— Start of SUPPLIED ENTRIES —

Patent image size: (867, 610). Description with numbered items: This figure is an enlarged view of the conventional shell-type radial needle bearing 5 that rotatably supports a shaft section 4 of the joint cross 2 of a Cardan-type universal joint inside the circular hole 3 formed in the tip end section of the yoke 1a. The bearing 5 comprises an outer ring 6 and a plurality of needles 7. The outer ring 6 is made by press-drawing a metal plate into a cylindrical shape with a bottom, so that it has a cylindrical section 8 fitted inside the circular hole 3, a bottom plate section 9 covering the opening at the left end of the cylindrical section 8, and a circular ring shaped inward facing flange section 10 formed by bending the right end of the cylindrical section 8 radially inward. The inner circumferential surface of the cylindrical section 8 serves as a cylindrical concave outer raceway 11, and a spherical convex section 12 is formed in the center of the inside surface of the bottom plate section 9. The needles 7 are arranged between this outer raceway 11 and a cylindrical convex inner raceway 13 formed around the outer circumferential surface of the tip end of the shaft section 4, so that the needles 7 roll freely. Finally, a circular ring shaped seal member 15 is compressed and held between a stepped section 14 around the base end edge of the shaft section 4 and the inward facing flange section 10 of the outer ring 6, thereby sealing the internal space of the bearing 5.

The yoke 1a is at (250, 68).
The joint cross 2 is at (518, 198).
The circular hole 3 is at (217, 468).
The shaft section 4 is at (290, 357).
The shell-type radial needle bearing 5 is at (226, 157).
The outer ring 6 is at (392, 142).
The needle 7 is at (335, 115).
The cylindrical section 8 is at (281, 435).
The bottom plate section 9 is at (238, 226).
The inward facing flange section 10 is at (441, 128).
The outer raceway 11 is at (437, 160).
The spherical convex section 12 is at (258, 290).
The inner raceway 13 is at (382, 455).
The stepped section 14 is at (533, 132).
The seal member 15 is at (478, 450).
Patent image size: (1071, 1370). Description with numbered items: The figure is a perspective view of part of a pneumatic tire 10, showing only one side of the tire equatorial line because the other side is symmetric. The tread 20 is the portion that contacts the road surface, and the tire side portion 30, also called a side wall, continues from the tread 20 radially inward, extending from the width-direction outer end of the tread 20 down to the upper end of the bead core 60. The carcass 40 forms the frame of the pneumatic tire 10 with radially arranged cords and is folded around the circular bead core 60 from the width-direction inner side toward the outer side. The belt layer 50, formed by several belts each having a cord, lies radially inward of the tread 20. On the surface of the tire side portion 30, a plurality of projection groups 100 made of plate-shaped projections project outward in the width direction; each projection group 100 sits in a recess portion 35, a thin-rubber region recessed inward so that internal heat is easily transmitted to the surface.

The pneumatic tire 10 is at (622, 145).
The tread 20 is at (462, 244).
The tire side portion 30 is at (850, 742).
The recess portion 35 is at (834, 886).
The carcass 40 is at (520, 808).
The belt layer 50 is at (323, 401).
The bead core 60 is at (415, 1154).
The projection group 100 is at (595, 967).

— End of SUPPLIED ENTRIES —

Copy each of the rows above word for word, with every name and number left unchanged.

## RIGHT ANSWER
Patent image size: (867, 610). Description with numbered items: This figure is an enlarged view of the conventional shell-type radial needle bearing 5 that rotatably supports a shaft section 4 of the joint cross 2 of a Cardan-type universal joint inside the circular hole 3 formed in the tip end section of the yoke 1a. The bearing 5 comprises an outer ring 6 and a plurality of needles 7. The outer ring 6 is made by press-drawing a metal plate into a cylindrical shape with a bottom, so that it has a cylindrical section 8 fitted inside the circular hole 3, a bottom plate section 9 covering the opening at the left end of the cylindrical section 8, and a circular ring shaped inward facing flange section 10 formed by bending the right end of the cylindrical section 8 radially inward. The inner circumferential surface of the cylindrical section 8 serves as a cylindrical concave outer raceway 11, and a spherical convex section 12 is formed in the center of the inside surface of the bottom plate section 9. The needles 7 are arranged between this outer raceway 11 and a cylindrical convex inner raceway 13 formed around the outer circumferential surface of the tip end of the shaft section 4, so that the needles 7 roll freely. Finally, a circular ring shaped seal member 15 is compressed and held between a stepped section 14 around the base end edge of the shaft section 4 and the inward facing flange section 10 of the outer ring 6, thereby sealing the internal space of the bearing 5.

The yoke 1a is at (250, 68).
The joint cross 2 is at (518, 198).
The circular hole 3 is at (217, 468).
The shaft section 4 is at (290, 357).
The shell-type radial needle bearing 5 is at (226, 157).
The outer ring 6 is at (392, 142).
The needle 7 is at (335, 115).
The cylindrical section 8 is at (281, 435).
The bottom plate section 9 is at (238, 226).
The inward facing flange section 10 is at (441, 128).
The outer raceway 11 is at (437, 160).
The spherical convex section 12 is at (258, 290).
The inner raceway 13 is at (382, 455).
The stepped section 14 is at (533, 132).
The seal member 15 is at (478, 450).
Patent image size: (1071, 1370). Description with numbered items: The figure is a perspective view of part of a pneumatic tire 10, showing only one side of the tire equatorial line because the other side is symmetric. The tread 20 is the portion that contacts the road surface, and the tire side portion 30, also called a side wall, continues from the tread 20 radially inward, extending from the width-direction outer end of the tread 20 down to the upper end of the bead core 60. The carcass 40 forms the frame of the pneumatic tire 10 with radially arranged cords and is folded around the circular bead core 60 from the width-direction inner side toward the outer side. The belt layer 50, formed by several belts each having a cord, lies radially inward of the tread 20. On the surface of the tire side portion 30, a plurality of projection groups 100 made of plate-shaped projections project outward in the width direction; each projection group 100 sits in a recess portion 35, a thin-rubber region recessed inward so that internal heat is easily transmitted to the surface.

The pneumatic tire 10 is at (622, 145).
The tread 20 is at (462, 244).
The tire side portion 30 is at (850, 742).
The recess portion 35 is at (834, 886).
The carcass 40 is at (520, 808).
The belt layer 50 is at (323, 401).
The bead core 60 is at (415, 1154).
The projection group 100 is at (595, 967).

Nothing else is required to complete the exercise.